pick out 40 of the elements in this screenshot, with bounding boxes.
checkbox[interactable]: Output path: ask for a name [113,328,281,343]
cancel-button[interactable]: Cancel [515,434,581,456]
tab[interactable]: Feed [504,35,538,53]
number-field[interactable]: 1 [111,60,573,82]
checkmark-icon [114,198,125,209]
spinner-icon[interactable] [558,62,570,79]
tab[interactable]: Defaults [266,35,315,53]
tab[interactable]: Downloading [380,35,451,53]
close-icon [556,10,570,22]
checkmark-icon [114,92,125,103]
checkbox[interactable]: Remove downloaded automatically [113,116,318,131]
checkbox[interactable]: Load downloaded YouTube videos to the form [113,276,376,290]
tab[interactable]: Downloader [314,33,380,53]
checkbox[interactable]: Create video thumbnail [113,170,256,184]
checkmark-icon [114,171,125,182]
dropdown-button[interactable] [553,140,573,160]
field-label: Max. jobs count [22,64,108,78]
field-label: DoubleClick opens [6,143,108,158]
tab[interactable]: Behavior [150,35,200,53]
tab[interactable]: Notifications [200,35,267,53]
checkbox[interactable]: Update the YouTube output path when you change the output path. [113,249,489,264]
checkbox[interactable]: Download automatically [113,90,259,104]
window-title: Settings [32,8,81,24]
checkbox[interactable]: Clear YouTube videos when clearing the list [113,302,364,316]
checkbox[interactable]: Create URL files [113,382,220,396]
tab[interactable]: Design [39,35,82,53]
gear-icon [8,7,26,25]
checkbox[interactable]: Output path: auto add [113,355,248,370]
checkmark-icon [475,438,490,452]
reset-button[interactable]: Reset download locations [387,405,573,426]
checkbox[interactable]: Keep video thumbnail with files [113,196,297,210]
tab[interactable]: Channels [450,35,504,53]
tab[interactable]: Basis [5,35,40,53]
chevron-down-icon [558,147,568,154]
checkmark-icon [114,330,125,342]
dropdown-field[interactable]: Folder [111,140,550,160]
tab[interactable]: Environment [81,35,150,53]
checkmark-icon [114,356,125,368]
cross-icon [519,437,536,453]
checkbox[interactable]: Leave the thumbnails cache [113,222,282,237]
══════
WHAT TO DO:
Copy out the material above line for line, changing nothing.

WORKED ANSWER:
pick out 40 of the elements in this screenshot, with bounding boxes.
checkbox[interactable]: Output path: ask for a name [113,328,281,343]
cancel-button[interactable]: Cancel [515,434,581,456]
tab[interactable]: Feed [504,35,538,53]
number-field[interactable]: 1 [111,60,573,82]
checkmark-icon [114,198,125,209]
spinner-icon[interactable] [558,62,570,79]
tab[interactable]: Defaults [266,35,315,53]
tab[interactable]: Downloading [380,35,451,53]
close-icon [556,10,570,22]
checkmark-icon [114,92,125,103]
checkbox[interactable]: Remove downloaded automatically [113,116,318,131]
checkbox[interactable]: Load downloaded YouTube videos to the form [113,276,376,290]
tab[interactable]: Downloader [314,33,380,53]
checkbox[interactable]: Create video thumbnail [113,170,256,184]
checkmark-icon [114,171,125,182]
dropdown-button[interactable] [553,140,573,160]
field-label: Max. jobs count [22,64,108,78]
field-label: DoubleClick opens [6,143,108,158]
tab[interactable]: Behavior [150,35,200,53]
tab[interactable]: Notifications [200,35,267,53]
checkbox[interactable]: Update the YouTube output path when you change the output path. [113,249,489,264]
checkbox[interactable]: Download automatically [113,90,259,104]
window-title: Settings [32,8,81,24]
checkbox[interactable]: Clear YouTube videos when clearing the list [113,302,364,316]
checkbox[interactable]: Create URL files [113,382,220,396]
tab[interactable]: Design [39,35,82,53]
gear-icon [8,7,26,25]
checkbox[interactable]: Output path: auto add [113,355,248,370]
checkmark-icon [475,438,490,452]
reset-button[interactable]: Reset download locations [387,405,573,426]
checkbox[interactable]: Keep video thumbnail with files [113,196,297,210]
tab[interactable]: Channels [450,35,504,53]
tab[interactable]: Basis [5,35,40,53]
chevron-down-icon [558,147,568,154]
checkmark-icon [114,330,125,342]
dropdown-field[interactable]: Folder [111,140,550,160]
tab[interactable]: Environment [81,35,150,53]
checkmark-icon [114,356,125,368]
cross-icon [519,437,536,453]
checkbox[interactable]: Leave the thumbnails cache [113,222,282,237]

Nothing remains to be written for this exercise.